**WHAT YOU SHOULD DO**
Copy each line below in which the string "CONFIG" occurs.

─── DATA RECORDS

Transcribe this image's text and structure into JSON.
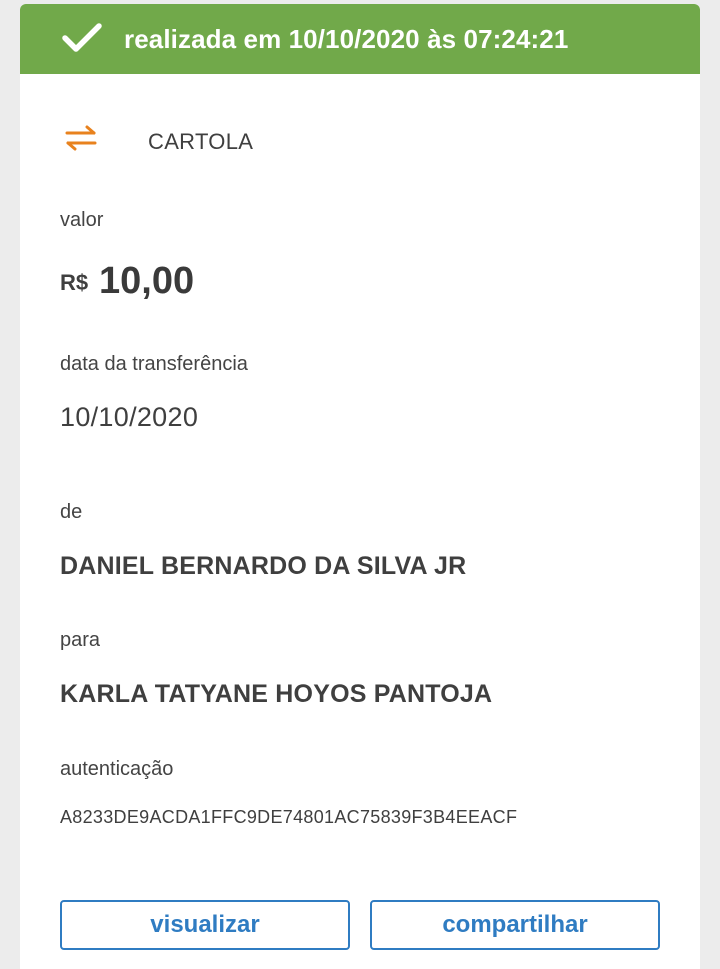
{
  "banner": {
    "icon": "check-icon",
    "text": "realizada em 10/10/2020 às 07:24:21",
    "color": "#71a94a"
  },
  "transaction": {
    "icon": "transfer-arrows-icon",
    "icon_color": "#e8821e",
    "type": "CARTOLA"
  },
  "amount": {
    "label": "valor",
    "currency": "R$",
    "value": "10,00"
  },
  "transfer_date": {
    "label": "data da transferência",
    "value": "10/10/2020"
  },
  "sender": {
    "label": "de",
    "name": "DANIEL BERNARDO DA SILVA JR"
  },
  "recipient": {
    "label": "para",
    "name": "KARLA TATYANE HOYOS PANTOJA"
  },
  "authentication": {
    "label": "autenticação",
    "code": "A8233DE9ACDA1FFC9DE74801AC75839F3B4EEACF"
  },
  "actions": {
    "view_label": "visualizar",
    "share_label": "compartilhar",
    "accent_color": "#2f7cc2"
  }
}
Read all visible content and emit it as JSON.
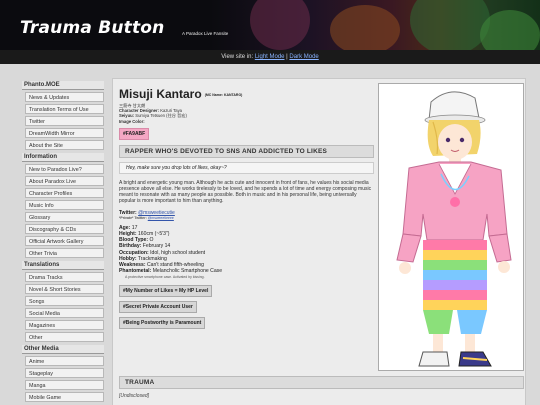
{
  "header": {
    "title": "Trauma Button",
    "subtitle": "A Paradox Live Fansite"
  },
  "viewbar": {
    "prefix": "View site in:",
    "light": "Light Mode",
    "separator": "|",
    "dark": "Dark Mode"
  },
  "sidebar": {
    "sections": [
      {
        "title": "Phanto.MOE",
        "items": [
          "News & Updates",
          "Translation Terms of Use",
          "Twitter",
          "DreamWidth Mirror",
          "About the Site"
        ]
      },
      {
        "title": "Information",
        "items": [
          "New to Paradox Live?",
          "About Paradox Live",
          "Character Profiles",
          "Music Info",
          "Glossary",
          "Discography & CDs",
          "Official Artwork Gallery",
          "Other Trivia"
        ]
      },
      {
        "title": "Translations",
        "items": [
          "Drama Tracks",
          "Novel & Short Stories",
          "Songs",
          "Social Media",
          "Magazines",
          "Other"
        ]
      },
      {
        "title": "Other Media",
        "items": [
          "Anime",
          "Stageplay",
          "Manga",
          "Mobile Game"
        ]
      }
    ]
  },
  "profile": {
    "name": "Misuji Kantaro",
    "nickname": "(MC Name: KANTARO)",
    "japanese": "三筋寺 甘太朗",
    "designer_label": "Character Designer:",
    "designer": "Kazuri Taya",
    "seiyuu_label": "Seiyuu:",
    "seiyuu": "Sumiya Tetsuen (住谷 哲宏)",
    "color_label": "Image Color:",
    "color_code": "#FA9ABF",
    "tagline": "RAPPER WHO'S DEVOTED TO SNS AND ADDICTED TO LIKES",
    "quote": "Hey, make sure you drop lots of likes, okay~?",
    "description": "A bright and energetic young man. Although he acts cute and innocent in front of fans, he values his social media presence above all else. He works tirelessly to be loved, and he spends a lot of time and energy composing music meant to resonate with as many people as possible. Both in music and in his personal life, being universally popular is more important to him than anything.",
    "twitter_label": "Twitter:",
    "twitter_handle": "@msweetiecutie",
    "twitter_private_label": "*Private* Twitter:",
    "twitter_private": "@msweeetieeee",
    "stats": [
      {
        "label": "Age:",
        "value": "17"
      },
      {
        "label": "Height:",
        "value": "160cm (~5'3\")"
      },
      {
        "label": "Blood Type:",
        "value": "O"
      },
      {
        "label": "Birthday:",
        "value": "February 14"
      },
      {
        "label": "Occupation:",
        "value": "Idol, high school student"
      },
      {
        "label": "Hobby:",
        "value": "Trackmaking"
      },
      {
        "label": "Weakness:",
        "value": "Can't stand fifth-wheeling"
      },
      {
        "label": "Phantometal:",
        "value": "Melancholic Smartphone Case"
      }
    ],
    "phantometal_note": "A protective smartphone case. Activated by kissing.",
    "abilities": [
      "#My Number of Likes = My HP Level",
      "#Secret Private Account User",
      "#Being Postworthy is Paramount"
    ],
    "trauma_title": "TRAUMA",
    "trauma_value": "[Undisclosed]"
  },
  "colors": {
    "image_color": "#FA9ABF",
    "link": "#8ab4ff"
  }
}
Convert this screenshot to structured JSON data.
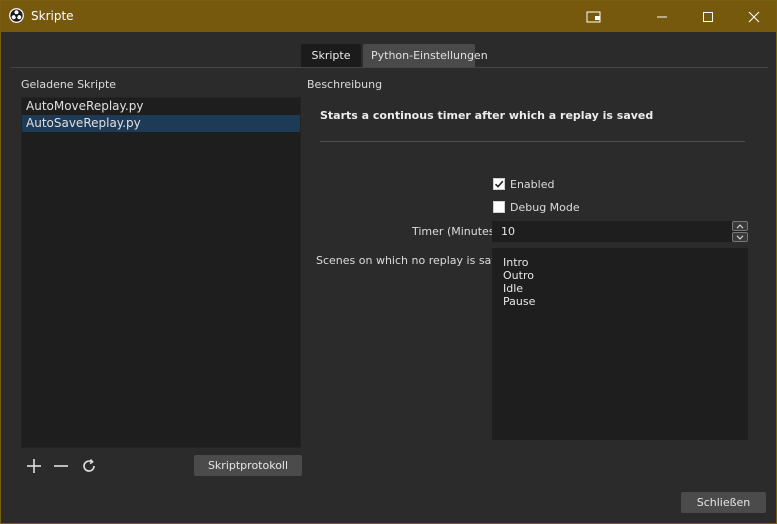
{
  "window": {
    "title": "Skripte"
  },
  "tabs": [
    {
      "label": "Skripte",
      "active": true
    },
    {
      "label": "Python-Einstellungen",
      "active": false
    }
  ],
  "loaded_scripts": {
    "heading": "Geladene Skripte",
    "items": [
      {
        "name": "AutoMoveReplay.py",
        "selected": false
      },
      {
        "name": "AutoSaveReplay.py",
        "selected": true
      }
    ],
    "log_button": "Skriptprotokoll"
  },
  "description": {
    "heading": "Beschreibung",
    "text": "Starts a continous timer after which a replay is saved"
  },
  "settings": {
    "enabled_label": "Enabled",
    "enabled_checked": true,
    "debug_label": "Debug Mode",
    "debug_checked": false,
    "timer_label": "Timer (Minutes)",
    "timer_value": "10",
    "scenes_label": "Scenes on which no replay is saved",
    "scenes": [
      "Intro",
      "Outro",
      "Idle",
      "Pause"
    ]
  },
  "footer": {
    "close_button": "Schließen"
  },
  "colors": {
    "titlebar": "#77590e",
    "selected_row": "#1d3a57",
    "background": "#2b2b2b"
  }
}
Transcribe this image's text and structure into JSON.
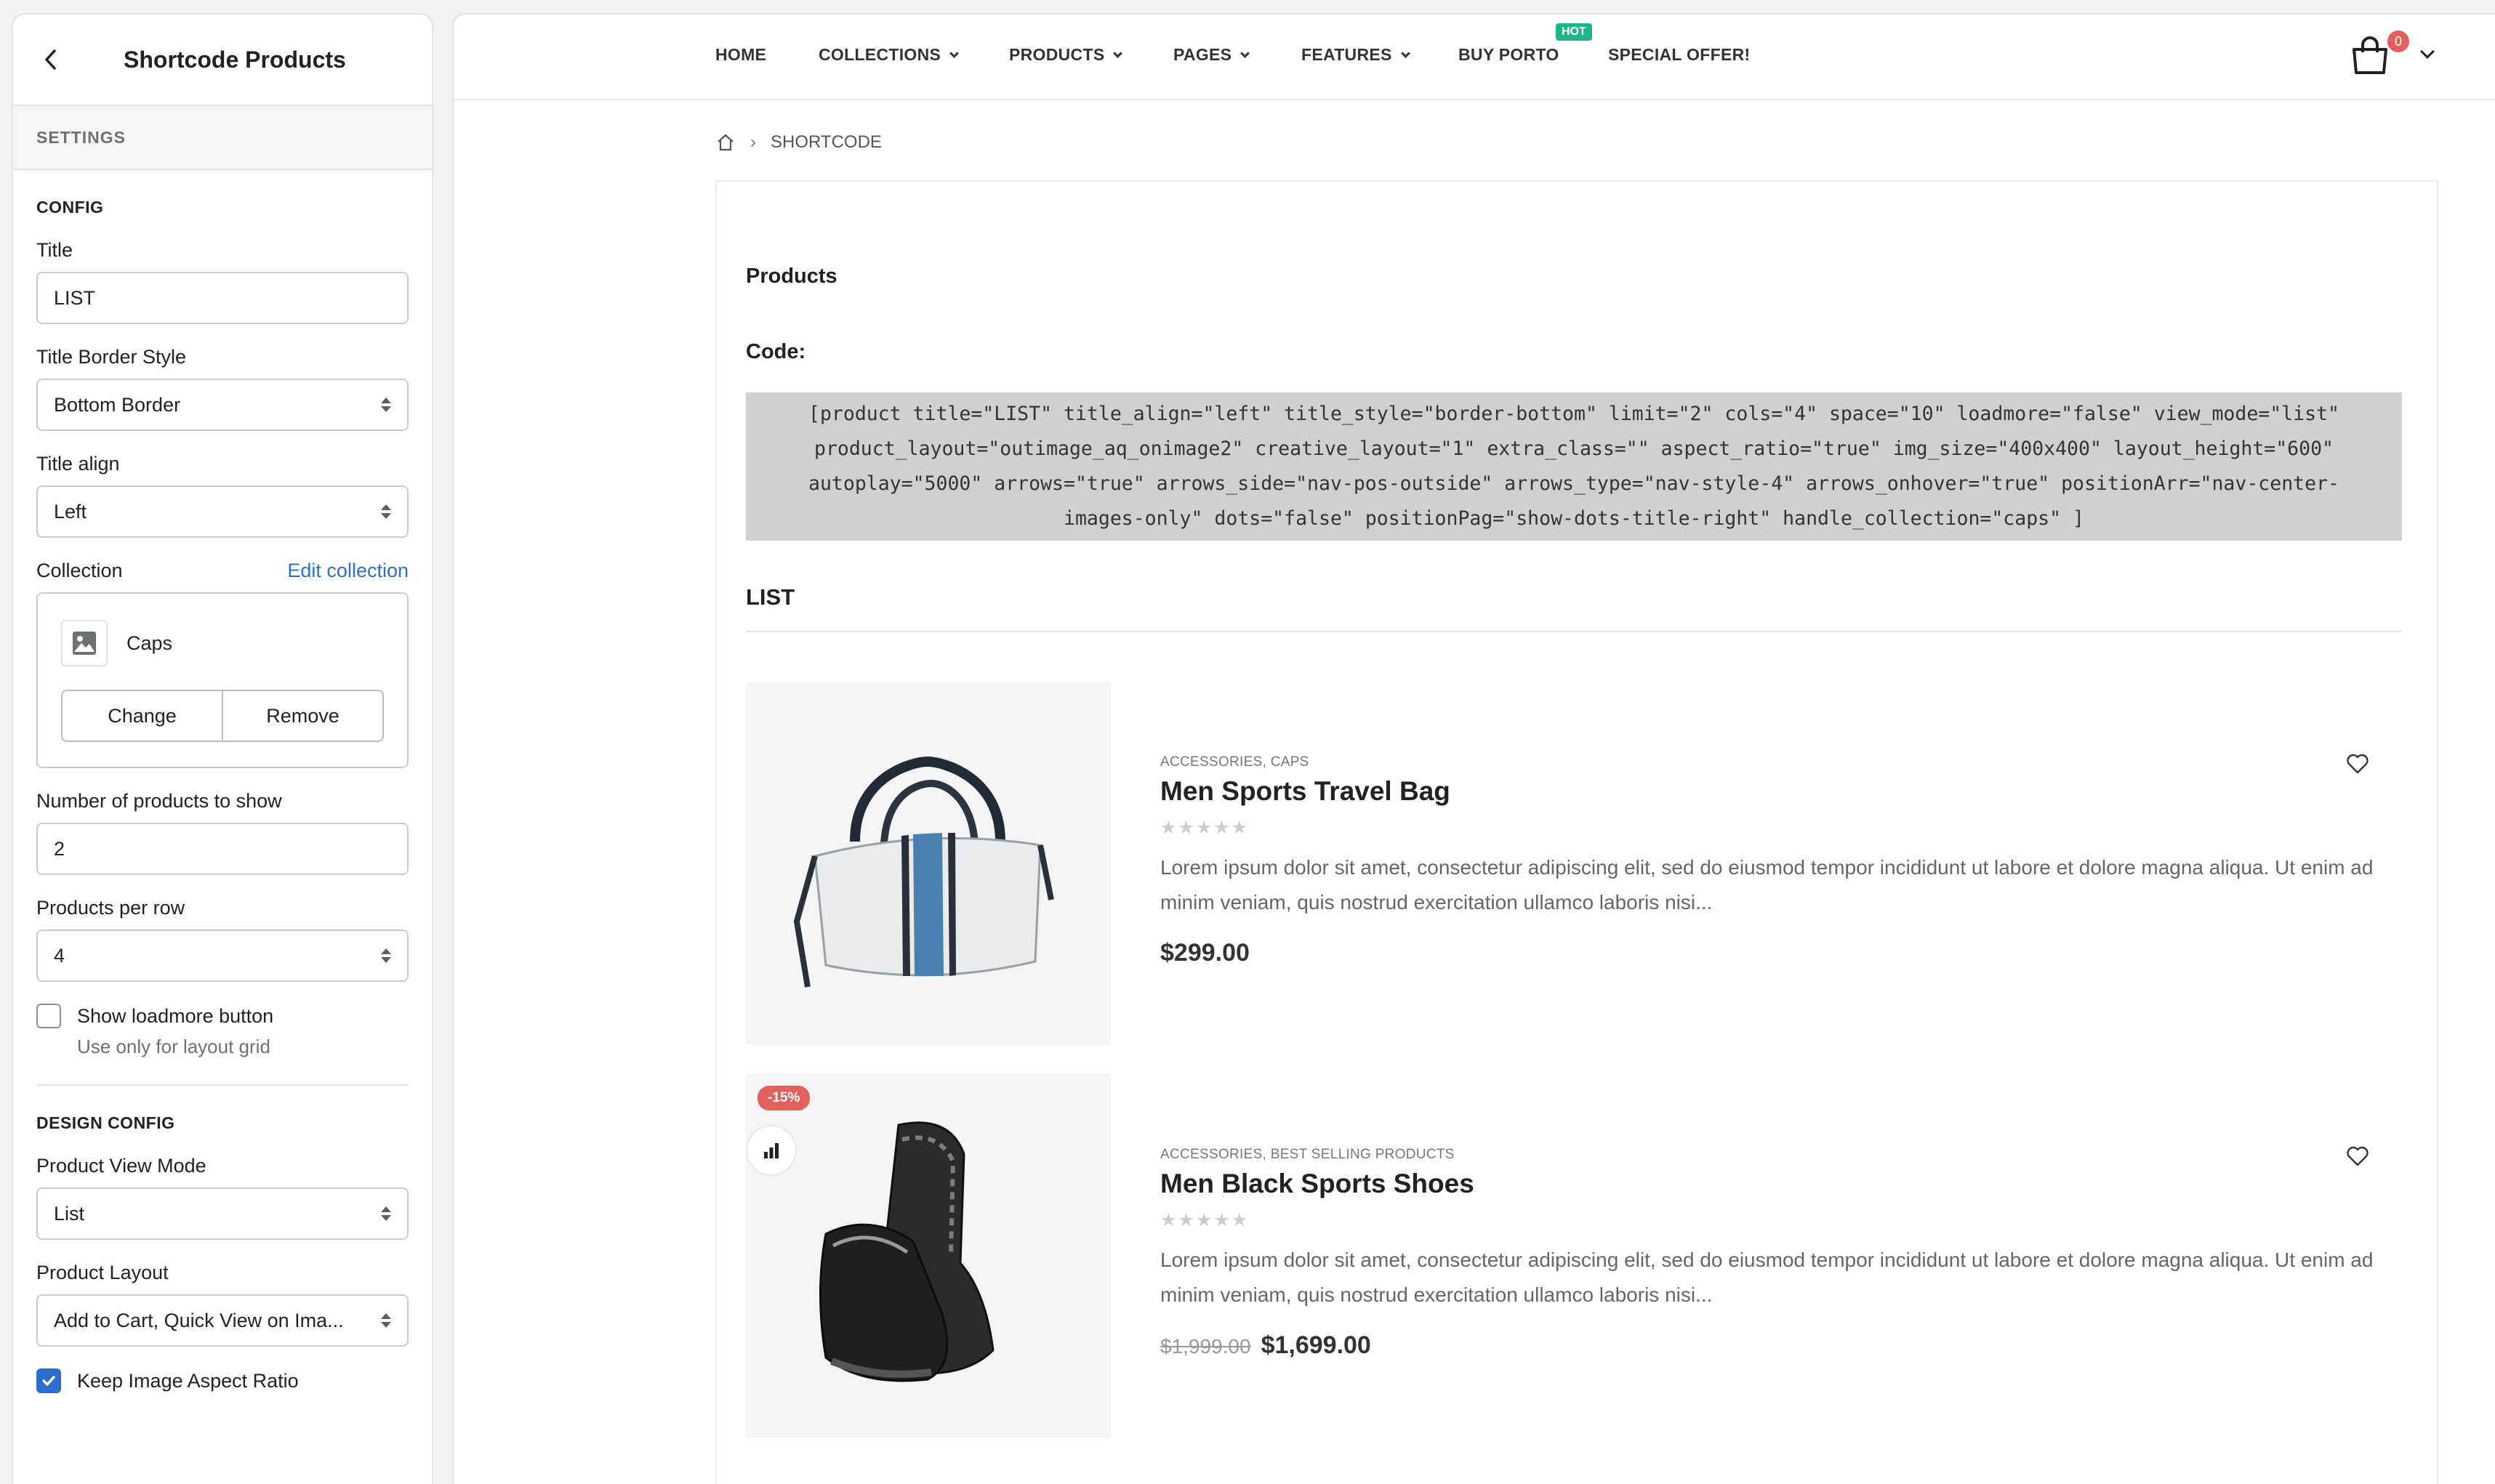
{
  "panel": {
    "title": "Shortcode Products",
    "section": "SETTINGS",
    "config_heading": "CONFIG",
    "title_label": "Title",
    "title_value": "LIST",
    "border_label": "Title Border Style",
    "border_value": "Bottom Border",
    "align_label": "Title align",
    "align_value": "Left",
    "collection_label": "Collection",
    "edit_collection": "Edit collection",
    "collection_name": "Caps",
    "change_button": "Change",
    "remove_button": "Remove",
    "count_label": "Number of products to show",
    "count_value": "2",
    "per_row_label": "Products per row",
    "per_row_value": "4",
    "loadmore_label": "Show loadmore button",
    "loadmore_checked": false,
    "loadmore_help": "Use only for layout grid",
    "design_heading": "DESIGN CONFIG",
    "view_mode_label": "Product View Mode",
    "view_mode_value": "List",
    "layout_label": "Product Layout",
    "layout_value": "Add to Cart, Quick View on Ima...",
    "aspect_label": "Keep Image Aspect Ratio",
    "aspect_checked": true
  },
  "nav": {
    "items": [
      "HOME",
      "COLLECTIONS",
      "PRODUCTS",
      "PAGES",
      "FEATURES",
      "BUY PORTO",
      "SPECIAL OFFER!"
    ],
    "hot_badge": "HOT",
    "cart_count": "0"
  },
  "breadcrumb": {
    "current": "SHORTCODE"
  },
  "content": {
    "products_heading": "Products",
    "code_heading": "Code:",
    "code_lines": [
      "[product title=\"LIST\" title_align=\"left\" title_style=\"border-bottom\" limit=\"2\" cols=\"4\" space=\"10\" loadmore=\"false\" view_mode=\"list\"",
      "product_layout=\"outimage_aq_onimage2\" creative_layout=\"1\" extra_class=\"\" aspect_ratio=\"true\" img_size=\"400x400\" layout_height=\"600\"",
      "autoplay=\"5000\" arrows=\"true\" arrows_side=\"nav-pos-outside\" arrows_type=\"nav-style-4\" arrows_onhover=\"true\" positionArr=\"nav-center-",
      "images-only\" dots=\"false\" positionPag=\"show-dots-title-right\" handle_collection=\"caps\" ]"
    ],
    "list_heading": "LIST"
  },
  "products": [
    {
      "categories": "ACCESSORIES, CAPS",
      "name": "Men Sports Travel Bag",
      "stars": "★★★★★",
      "description": "Lorem ipsum dolor sit amet, consectetur adipiscing elit, sed do eiusmod tempor incididunt ut labore et dolore magna aliqua. Ut enim ad minim veniam, quis nostrud exercitation ullamco laboris nisi...",
      "price": "$299.00",
      "old_price": ""
    },
    {
      "categories": "ACCESSORIES, BEST SELLING PRODUCTS",
      "name": "Men Black Sports Shoes",
      "stars": "★★★★★",
      "description": "Lorem ipsum dolor sit amet, consectetur adipiscing elit, sed do eiusmod tempor incididunt ut labore et dolore magna aliqua. Ut enim ad minim veniam, quis nostrud exercitation ullamco laboris nisi...",
      "price": "$1,699.00",
      "old_price": "$1,999.00",
      "sale_badge": "-15%"
    }
  ]
}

──────

**WORKED ANSWER**
    "config_heading": "CONFIG",
    "design_heading": "DESIGN CONFIG",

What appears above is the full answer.